Problem statement:
Repeat the records below exactly.

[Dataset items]

────

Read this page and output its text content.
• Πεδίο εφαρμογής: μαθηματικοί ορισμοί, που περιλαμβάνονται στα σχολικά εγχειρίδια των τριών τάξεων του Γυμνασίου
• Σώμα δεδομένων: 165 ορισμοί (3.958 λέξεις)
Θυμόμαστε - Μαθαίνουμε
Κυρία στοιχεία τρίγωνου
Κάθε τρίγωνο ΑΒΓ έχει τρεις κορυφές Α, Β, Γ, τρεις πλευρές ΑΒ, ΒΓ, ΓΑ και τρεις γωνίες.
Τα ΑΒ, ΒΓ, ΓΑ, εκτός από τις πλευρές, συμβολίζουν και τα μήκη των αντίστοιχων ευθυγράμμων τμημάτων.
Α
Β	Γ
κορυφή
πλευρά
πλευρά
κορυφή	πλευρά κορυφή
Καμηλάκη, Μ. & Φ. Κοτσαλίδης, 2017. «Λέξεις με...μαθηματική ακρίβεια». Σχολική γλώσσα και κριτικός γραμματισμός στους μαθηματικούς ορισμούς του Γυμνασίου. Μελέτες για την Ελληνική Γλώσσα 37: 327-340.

────

Full response:
Read this page and output its text content.
• Πεδίο εφαρμογής: μαθηματικοί ορισμοί, που περιλαμβάνονται στα σχολικά εγχειρίδια των τριών τάξεων του Γυμνασίου
• Σώμα δεδομένων: 165 ορισμοί (3.958 λέξεις)
Θυμόμαστε - Μαθαίνουμε
Κυρία στοιχεία τρίγωνου
Κάθε τρίγωνο ΑΒΓ έχει τρεις κορυφές Α, Β, Γ, τρεις πλευρές ΑΒ, ΒΓ, ΓΑ και τρεις γωνίες.
Τα ΑΒ, ΒΓ, ΓΑ, εκτός από τις πλευρές, συμβολίζουν και τα μήκη των αντίστοιχων ευθυγράμμων τμημάτων.
Α
Β	Γ
κορυφή
πλευρά
πλευρά
κορυφή	πλευρά κορυφή
Καμηλάκη, Μ. & Φ. Κοτσαλίδης, 2017. «Λέξεις με...μαθηματική ακρίβεια». Σχολική γλώσσα και κριτικός γραμματισμός στους μαθηματικούς ορισμούς του Γυμνασίου. Μελέτες για την Ελληνική Γλώσσα 37: 327-340.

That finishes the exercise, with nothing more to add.